Stored data:
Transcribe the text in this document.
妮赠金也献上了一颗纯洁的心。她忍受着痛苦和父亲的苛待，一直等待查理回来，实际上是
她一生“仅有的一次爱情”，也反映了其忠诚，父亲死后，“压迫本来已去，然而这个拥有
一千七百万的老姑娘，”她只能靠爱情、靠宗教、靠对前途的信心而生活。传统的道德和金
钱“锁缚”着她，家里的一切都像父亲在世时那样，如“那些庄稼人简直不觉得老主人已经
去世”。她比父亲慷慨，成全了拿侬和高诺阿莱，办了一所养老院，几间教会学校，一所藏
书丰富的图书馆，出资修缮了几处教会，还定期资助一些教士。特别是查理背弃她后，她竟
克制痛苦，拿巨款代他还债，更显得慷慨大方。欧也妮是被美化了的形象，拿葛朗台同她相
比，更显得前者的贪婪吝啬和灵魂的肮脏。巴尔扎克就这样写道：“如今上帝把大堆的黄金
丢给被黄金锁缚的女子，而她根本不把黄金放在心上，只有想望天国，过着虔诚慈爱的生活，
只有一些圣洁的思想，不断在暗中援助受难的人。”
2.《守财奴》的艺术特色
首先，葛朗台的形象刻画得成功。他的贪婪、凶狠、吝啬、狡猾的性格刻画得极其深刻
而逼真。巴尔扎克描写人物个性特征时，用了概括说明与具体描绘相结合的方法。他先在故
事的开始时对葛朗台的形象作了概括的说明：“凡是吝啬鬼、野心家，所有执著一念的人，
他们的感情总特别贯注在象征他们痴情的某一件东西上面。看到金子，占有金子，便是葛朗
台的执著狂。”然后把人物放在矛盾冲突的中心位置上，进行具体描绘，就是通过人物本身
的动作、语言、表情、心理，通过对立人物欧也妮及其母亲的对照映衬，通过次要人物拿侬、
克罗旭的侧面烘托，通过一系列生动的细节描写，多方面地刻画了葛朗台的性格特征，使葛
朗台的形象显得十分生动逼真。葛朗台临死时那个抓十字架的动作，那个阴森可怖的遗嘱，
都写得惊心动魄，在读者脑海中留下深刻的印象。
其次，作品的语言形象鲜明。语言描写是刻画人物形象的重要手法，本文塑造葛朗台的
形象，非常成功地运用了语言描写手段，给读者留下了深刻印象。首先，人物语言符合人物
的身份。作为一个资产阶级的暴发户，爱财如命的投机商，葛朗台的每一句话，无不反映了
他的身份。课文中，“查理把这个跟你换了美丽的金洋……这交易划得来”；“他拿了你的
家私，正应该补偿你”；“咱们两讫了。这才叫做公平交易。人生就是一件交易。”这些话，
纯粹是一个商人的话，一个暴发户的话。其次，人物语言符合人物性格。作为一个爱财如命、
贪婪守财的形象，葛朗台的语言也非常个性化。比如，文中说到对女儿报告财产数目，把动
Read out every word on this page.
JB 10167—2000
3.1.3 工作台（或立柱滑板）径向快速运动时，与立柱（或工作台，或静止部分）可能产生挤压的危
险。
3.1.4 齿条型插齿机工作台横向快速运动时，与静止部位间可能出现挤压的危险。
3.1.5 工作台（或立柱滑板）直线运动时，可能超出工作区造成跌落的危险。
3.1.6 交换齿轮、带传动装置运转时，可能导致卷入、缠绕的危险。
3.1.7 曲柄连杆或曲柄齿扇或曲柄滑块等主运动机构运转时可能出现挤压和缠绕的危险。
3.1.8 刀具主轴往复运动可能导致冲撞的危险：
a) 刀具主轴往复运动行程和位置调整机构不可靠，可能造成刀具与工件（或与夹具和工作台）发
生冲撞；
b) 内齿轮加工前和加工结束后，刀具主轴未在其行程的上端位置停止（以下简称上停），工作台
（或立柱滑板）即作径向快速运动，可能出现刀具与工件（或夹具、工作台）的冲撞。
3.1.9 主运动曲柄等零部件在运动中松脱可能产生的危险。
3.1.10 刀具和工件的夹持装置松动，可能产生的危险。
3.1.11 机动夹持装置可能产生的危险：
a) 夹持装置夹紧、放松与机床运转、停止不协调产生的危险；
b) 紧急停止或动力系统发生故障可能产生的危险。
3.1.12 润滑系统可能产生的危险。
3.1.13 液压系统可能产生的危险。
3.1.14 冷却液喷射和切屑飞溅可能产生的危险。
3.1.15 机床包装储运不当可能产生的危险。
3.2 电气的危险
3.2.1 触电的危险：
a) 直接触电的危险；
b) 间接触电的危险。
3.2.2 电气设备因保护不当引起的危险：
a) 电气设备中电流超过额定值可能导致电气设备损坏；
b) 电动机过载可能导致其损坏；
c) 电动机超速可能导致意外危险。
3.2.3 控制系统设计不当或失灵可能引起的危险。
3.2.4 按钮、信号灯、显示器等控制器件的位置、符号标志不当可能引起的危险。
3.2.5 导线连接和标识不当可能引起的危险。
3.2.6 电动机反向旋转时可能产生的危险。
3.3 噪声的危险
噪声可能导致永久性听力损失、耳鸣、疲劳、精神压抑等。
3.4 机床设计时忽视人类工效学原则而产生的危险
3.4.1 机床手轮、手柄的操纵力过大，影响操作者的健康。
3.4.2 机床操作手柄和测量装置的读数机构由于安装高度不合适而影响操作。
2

Work instructions
Copy out the full set of records precisely, leaving nothing out.

Exercise solution
Transcribe the text in this document.
妮赠金也献上了一颗纯洁的心。她忍受着痛苦和父亲的苛待，一直等待查理回来，实际上是
她一生“仅有的一次爱情”，也反映了其忠诚，父亲死后，“压迫本来已去，然而这个拥有
一千七百万的老姑娘，”她只能靠爱情、靠宗教、靠对前途的信心而生活。传统的道德和金
钱“锁缚”着她，家里的一切都像父亲在世时那样，如“那些庄稼人简直不觉得老主人已经
去世”。她比父亲慷慨，成全了拿侬和高诺阿莱，办了一所养老院，几间教会学校，一所藏
书丰富的图书馆，出资修缮了几处教会，还定期资助一些教士。特别是查理背弃她后，她竟
克制痛苦，拿巨款代他还债，更显得慷慨大方。欧也妮是被美化了的形象，拿葛朗台同她相
比，更显得前者的贪婪吝啬和灵魂的肮脏。巴尔扎克就这样写道：“如今上帝把大堆的黄金
丢给被黄金锁缚的女子，而她根本不把黄金放在心上，只有想望天国，过着虔诚慈爱的生活，
只有一些圣洁的思想，不断在暗中援助受难的人。”
2.《守财奴》的艺术特色
首先，葛朗台的形象刻画得成功。他的贪婪、凶狠、吝啬、狡猾的性格刻画得极其深刻
而逼真。巴尔扎克描写人物个性特征时，用了概括说明与具体描绘相结合的方法。他先在故
事的开始时对葛朗台的形象作了概括的说明：“凡是吝啬鬼、野心家，所有执著一念的人，
他们的感情总特别贯注在象征他们痴情的某一件东西上面。看到金子，占有金子，便是葛朗
台的执著狂。”然后把人物放在矛盾冲突的中心位置上，进行具体描绘，就是通过人物本身
的动作、语言、表情、心理，通过对立人物欧也妮及其母亲的对照映衬，通过次要人物拿侬、
克罗旭的侧面烘托，通过一系列生动的细节描写，多方面地刻画了葛朗台的性格特征，使葛
朗台的形象显得十分生动逼真。葛朗台临死时那个抓十字架的动作，那个阴森可怖的遗嘱，
都写得惊心动魄，在读者脑海中留下深刻的印象。
其次，作品的语言形象鲜明。语言描写是刻画人物形象的重要手法，本文塑造葛朗台的
形象，非常成功地运用了语言描写手段，给读者留下了深刻印象。首先，人物语言符合人物
的身份。作为一个资产阶级的暴发户，爱财如命的投机商，葛朗台的每一句话，无不反映了
他的身份。课文中，“查理把这个跟你换了美丽的金洋……这交易划得来”；“他拿了你的
家私，正应该补偿你”；“咱们两讫了。这才叫做公平交易。人生就是一件交易。”这些话，
纯粹是一个商人的话，一个暴发户的话。其次，人物语言符合人物性格。作为一个爱财如命、
贪婪守财的形象，葛朗台的语言也非常个性化。比如，文中说到对女儿报告财产数目，把动
Read out every word on this page.
JB 10167—2000
3.1.3 工作台（或立柱滑板）径向快速运动时，与立柱（或工作台，或静止部分）可能产生挤压的危
险。
3.1.4 齿条型插齿机工作台横向快速运动时，与静止部位间可能出现挤压的危险。
3.1.5 工作台（或立柱滑板）直线运动时，可能超出工作区造成跌落的危险。
3.1.6 交换齿轮、带传动装置运转时，可能导致卷入、缠绕的危险。
3.1.7 曲柄连杆或曲柄齿扇或曲柄滑块等主运动机构运转时可能出现挤压和缠绕的危险。
3.1.8 刀具主轴往复运动可能导致冲撞的危险：
a) 刀具主轴往复运动行程和位置调整机构不可靠，可能造成刀具与工件（或与夹具和工作台）发
生冲撞；
b) 内齿轮加工前和加工结束后，刀具主轴未在其行程的上端位置停止（以下简称上停），工作台
（或立柱滑板）即作径向快速运动，可能出现刀具与工件（或夹具、工作台）的冲撞。
3.1.9 主运动曲柄等零部件在运动中松脱可能产生的危险。
3.1.10 刀具和工件的夹持装置松动，可能产生的危险。
3.1.11 机动夹持装置可能产生的危险：
a) 夹持装置夹紧、放松与机床运转、停止不协调产生的危险；
b) 紧急停止或动力系统发生故障可能产生的危险。
3.1.12 润滑系统可能产生的危险。
3.1.13 液压系统可能产生的危险。
3.1.14 冷却液喷射和切屑飞溅可能产生的危险。
3.1.15 机床包装储运不当可能产生的危险。
3.2 电气的危险
3.2.1 触电的危险：
a) 直接触电的危险；
b) 间接触电的危险。
3.2.2 电气设备因保护不当引起的危险：
a) 电气设备中电流超过额定值可能导致电气设备损坏；
b) 电动机过载可能导致其损坏；
c) 电动机超速可能导致意外危险。
3.2.3 控制系统设计不当或失灵可能引起的危险。
3.2.4 按钮、信号灯、显示器等控制器件的位置、符号标志不当可能引起的危险。
3.2.5 导线连接和标识不当可能引起的危险。
3.2.6 电动机反向旋转时可能产生的危险。
3.3 噪声的危险
噪声可能导致永久性听力损失、耳鸣、疲劳、精神压抑等。
3.4 机床设计时忽视人类工效学原则而产生的危险
3.4.1 机床手轮、手柄的操纵力过大，影响操作者的健康。
3.4.2 机床操作手柄和测量装置的读数机构由于安装高度不合适而影响操作。
2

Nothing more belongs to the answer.